## Task
Show each line of the data below that has the string "your" in it.
_ _ _ _
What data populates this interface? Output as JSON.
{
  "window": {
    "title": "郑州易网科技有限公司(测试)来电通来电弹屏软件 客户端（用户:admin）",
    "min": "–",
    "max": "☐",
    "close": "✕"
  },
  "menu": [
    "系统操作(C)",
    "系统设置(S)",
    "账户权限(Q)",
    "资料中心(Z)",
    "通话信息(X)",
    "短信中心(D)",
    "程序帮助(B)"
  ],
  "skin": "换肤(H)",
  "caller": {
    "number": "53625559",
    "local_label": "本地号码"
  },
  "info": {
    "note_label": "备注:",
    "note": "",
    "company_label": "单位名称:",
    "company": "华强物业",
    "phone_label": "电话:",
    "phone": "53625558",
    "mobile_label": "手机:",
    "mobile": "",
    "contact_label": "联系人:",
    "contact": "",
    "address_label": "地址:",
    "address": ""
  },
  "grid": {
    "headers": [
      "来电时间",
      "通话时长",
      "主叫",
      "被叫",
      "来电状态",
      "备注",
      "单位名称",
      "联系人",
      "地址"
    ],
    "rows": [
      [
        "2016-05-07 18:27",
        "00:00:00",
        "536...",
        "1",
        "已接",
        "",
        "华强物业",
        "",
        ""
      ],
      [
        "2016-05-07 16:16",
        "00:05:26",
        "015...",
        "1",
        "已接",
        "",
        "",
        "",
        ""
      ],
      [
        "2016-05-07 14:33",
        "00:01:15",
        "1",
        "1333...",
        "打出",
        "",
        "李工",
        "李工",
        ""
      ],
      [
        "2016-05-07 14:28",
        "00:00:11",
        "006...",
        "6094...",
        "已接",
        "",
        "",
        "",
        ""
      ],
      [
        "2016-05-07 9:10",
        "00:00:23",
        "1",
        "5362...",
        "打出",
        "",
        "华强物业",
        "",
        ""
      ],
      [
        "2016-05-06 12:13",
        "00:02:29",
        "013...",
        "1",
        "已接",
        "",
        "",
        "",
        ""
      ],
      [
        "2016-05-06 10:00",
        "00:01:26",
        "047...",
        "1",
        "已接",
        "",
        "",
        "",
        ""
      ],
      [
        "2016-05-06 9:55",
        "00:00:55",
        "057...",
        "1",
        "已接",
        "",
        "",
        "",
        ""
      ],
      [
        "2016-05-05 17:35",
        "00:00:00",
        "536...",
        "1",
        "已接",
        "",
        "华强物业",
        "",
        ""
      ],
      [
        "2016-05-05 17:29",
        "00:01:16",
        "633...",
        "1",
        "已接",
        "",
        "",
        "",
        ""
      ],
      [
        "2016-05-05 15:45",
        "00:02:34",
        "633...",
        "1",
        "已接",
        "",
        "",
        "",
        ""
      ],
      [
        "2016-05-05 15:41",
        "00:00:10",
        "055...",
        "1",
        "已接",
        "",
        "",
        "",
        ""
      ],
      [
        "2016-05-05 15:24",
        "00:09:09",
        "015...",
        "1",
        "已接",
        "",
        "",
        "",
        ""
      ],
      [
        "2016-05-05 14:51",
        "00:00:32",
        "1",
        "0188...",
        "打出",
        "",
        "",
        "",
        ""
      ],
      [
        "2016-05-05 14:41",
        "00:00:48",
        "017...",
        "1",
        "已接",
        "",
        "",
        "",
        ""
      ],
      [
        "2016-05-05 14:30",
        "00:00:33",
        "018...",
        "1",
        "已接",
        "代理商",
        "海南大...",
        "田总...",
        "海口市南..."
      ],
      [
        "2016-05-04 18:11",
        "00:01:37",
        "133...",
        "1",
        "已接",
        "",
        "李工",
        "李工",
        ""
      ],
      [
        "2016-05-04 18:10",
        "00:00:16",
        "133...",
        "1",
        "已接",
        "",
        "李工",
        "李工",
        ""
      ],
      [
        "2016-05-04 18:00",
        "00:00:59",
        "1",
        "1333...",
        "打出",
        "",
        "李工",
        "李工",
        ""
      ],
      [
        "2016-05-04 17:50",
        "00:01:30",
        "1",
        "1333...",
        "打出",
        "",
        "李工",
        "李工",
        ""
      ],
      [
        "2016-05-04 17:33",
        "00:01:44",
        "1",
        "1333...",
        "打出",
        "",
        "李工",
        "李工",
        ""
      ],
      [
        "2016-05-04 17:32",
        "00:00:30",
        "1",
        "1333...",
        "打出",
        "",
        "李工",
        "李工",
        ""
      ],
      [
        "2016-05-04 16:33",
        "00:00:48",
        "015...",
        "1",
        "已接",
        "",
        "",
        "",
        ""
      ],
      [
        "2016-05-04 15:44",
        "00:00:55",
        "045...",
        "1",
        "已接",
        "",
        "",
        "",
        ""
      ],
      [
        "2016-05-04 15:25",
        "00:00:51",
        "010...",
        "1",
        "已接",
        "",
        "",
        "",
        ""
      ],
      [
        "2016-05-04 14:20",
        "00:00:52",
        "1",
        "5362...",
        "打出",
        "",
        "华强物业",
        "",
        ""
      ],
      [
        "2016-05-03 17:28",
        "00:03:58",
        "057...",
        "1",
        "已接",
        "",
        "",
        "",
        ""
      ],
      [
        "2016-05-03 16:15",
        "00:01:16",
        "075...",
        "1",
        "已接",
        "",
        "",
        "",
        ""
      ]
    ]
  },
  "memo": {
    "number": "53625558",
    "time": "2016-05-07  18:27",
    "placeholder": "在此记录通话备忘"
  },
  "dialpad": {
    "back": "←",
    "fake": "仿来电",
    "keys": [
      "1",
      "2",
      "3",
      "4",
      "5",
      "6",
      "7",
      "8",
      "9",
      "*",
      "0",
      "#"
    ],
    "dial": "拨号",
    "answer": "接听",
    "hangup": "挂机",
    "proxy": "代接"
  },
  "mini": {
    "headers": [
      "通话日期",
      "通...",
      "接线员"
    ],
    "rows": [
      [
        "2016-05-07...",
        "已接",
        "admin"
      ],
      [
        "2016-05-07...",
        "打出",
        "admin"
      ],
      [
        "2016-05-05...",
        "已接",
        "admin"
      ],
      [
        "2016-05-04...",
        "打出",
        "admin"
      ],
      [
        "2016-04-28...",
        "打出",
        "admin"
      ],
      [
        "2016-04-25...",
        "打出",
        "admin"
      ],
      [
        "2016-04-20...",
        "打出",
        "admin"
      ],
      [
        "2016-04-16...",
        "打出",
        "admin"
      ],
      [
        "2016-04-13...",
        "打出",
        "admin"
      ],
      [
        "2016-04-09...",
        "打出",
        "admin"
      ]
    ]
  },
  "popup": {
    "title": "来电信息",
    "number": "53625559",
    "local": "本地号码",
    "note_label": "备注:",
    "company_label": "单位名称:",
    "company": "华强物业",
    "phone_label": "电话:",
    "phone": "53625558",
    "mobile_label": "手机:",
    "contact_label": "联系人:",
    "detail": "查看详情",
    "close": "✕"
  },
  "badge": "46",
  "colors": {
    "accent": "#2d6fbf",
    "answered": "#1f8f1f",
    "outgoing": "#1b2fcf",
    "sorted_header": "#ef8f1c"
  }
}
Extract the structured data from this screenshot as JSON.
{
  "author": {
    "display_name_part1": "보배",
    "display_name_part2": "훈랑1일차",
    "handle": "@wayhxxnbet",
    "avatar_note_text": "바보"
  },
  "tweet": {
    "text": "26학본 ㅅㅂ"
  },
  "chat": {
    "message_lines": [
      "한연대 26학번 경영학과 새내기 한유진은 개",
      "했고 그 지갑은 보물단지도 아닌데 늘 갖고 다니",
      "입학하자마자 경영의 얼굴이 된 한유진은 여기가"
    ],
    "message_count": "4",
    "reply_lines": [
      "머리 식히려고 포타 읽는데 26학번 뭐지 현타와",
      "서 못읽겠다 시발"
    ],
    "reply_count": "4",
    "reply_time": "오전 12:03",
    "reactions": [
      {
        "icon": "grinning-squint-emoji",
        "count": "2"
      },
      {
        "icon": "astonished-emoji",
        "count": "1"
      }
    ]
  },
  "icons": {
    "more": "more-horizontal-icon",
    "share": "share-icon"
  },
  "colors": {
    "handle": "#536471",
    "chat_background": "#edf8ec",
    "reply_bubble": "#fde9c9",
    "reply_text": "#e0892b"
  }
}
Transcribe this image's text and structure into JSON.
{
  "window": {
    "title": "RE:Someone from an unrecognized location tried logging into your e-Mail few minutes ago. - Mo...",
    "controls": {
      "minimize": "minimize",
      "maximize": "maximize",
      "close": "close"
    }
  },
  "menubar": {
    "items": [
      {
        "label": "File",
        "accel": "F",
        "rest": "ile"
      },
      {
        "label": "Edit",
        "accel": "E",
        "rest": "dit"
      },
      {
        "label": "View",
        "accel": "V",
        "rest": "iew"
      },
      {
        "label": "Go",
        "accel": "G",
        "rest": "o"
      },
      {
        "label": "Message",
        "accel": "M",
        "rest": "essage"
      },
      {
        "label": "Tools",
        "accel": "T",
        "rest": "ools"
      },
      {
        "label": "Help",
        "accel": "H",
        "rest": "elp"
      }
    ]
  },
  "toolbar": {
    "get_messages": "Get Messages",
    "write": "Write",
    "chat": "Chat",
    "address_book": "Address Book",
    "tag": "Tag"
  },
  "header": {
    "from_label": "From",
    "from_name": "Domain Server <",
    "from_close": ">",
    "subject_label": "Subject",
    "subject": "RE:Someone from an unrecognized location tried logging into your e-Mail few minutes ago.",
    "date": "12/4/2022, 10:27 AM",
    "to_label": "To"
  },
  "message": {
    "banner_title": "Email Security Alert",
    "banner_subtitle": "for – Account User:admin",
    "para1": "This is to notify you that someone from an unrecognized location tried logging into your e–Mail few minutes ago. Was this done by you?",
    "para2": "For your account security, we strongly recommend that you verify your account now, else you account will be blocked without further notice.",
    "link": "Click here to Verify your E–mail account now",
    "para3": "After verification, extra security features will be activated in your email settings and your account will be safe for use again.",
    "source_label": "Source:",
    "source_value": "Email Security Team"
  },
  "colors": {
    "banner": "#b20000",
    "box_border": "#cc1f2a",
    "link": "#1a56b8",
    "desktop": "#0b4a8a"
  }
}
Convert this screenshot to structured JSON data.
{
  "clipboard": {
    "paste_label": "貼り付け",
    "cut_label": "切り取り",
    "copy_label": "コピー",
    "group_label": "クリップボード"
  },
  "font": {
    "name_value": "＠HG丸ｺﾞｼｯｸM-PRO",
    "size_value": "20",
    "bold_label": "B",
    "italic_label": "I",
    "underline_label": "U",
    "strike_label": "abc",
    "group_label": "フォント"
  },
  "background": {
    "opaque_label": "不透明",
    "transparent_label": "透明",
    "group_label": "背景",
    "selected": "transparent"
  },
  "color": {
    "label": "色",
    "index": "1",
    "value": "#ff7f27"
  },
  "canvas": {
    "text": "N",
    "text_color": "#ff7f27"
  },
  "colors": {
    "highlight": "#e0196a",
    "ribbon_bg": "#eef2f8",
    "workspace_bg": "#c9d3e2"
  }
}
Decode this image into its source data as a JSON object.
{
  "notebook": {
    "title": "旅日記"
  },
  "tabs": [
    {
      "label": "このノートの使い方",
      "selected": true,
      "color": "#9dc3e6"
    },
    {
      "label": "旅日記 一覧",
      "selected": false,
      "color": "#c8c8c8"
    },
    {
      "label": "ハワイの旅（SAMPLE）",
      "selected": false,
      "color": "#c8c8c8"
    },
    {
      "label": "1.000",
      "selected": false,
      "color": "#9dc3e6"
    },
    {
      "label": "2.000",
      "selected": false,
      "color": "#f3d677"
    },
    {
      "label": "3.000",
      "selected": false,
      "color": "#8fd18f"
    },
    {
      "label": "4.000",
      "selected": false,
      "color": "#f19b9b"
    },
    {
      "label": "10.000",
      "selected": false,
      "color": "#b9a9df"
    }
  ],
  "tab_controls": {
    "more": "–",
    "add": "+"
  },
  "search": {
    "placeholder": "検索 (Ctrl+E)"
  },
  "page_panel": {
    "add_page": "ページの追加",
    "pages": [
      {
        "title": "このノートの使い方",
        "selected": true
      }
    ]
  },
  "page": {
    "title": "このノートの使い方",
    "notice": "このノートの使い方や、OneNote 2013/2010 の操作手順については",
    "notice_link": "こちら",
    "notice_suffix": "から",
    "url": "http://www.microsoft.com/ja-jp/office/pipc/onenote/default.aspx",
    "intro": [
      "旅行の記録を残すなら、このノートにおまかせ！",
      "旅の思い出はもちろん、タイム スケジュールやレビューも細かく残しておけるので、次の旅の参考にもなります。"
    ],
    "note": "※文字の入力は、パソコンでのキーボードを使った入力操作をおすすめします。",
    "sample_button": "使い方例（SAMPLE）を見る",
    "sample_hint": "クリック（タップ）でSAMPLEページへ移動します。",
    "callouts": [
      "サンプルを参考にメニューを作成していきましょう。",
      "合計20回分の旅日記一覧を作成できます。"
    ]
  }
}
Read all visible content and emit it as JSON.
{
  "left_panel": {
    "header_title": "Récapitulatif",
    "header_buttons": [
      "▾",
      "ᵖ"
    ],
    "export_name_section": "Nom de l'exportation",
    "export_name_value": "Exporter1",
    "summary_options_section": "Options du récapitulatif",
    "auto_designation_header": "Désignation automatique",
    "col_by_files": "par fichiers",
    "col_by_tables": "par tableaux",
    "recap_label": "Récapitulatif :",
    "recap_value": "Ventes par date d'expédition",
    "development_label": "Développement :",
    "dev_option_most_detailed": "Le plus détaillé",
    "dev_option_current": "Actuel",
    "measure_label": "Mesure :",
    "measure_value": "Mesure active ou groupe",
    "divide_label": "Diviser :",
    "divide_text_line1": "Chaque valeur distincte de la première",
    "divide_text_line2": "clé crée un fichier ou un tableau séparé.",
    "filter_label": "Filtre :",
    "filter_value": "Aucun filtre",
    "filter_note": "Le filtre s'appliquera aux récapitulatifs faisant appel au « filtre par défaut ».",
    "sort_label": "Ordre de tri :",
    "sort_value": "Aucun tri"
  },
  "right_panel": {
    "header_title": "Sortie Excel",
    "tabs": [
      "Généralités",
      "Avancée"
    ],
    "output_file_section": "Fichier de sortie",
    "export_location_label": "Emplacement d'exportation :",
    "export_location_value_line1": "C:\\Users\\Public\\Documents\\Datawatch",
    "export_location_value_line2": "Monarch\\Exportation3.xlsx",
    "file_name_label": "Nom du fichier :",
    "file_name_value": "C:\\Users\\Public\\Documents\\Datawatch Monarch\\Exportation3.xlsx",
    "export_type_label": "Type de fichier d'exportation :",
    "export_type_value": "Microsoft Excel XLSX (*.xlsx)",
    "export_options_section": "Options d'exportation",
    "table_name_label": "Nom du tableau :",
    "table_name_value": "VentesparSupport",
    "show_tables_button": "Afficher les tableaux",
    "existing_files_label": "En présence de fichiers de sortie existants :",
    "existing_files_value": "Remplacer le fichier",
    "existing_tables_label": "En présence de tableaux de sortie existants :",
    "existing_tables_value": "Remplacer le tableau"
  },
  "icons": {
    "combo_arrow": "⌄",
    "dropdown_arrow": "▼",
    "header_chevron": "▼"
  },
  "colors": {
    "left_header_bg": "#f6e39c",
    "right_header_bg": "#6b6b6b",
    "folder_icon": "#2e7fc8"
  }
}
_ _ _ _
## The reply
    "title": "RE:Someone from an unrecognized location tried logging into your e-Mail few minutes ago. - Mo...",
    "subject": "RE:Someone from an unrecognized location tried logging into your e-Mail few minutes ago.",
    "para1": "This is to notify you that someone from an unrecognized location tried logging into your e–Mail few minutes ago. Was this done by you?",
    "para2": "For your account security, we strongly recommend that you verify your account now, else you account will be blocked without further notice.",
    "link": "Click here to Verify your E–mail account now",
    "para3": "After verification, extra security features will be activated in your email settings and your account will be safe for use again.",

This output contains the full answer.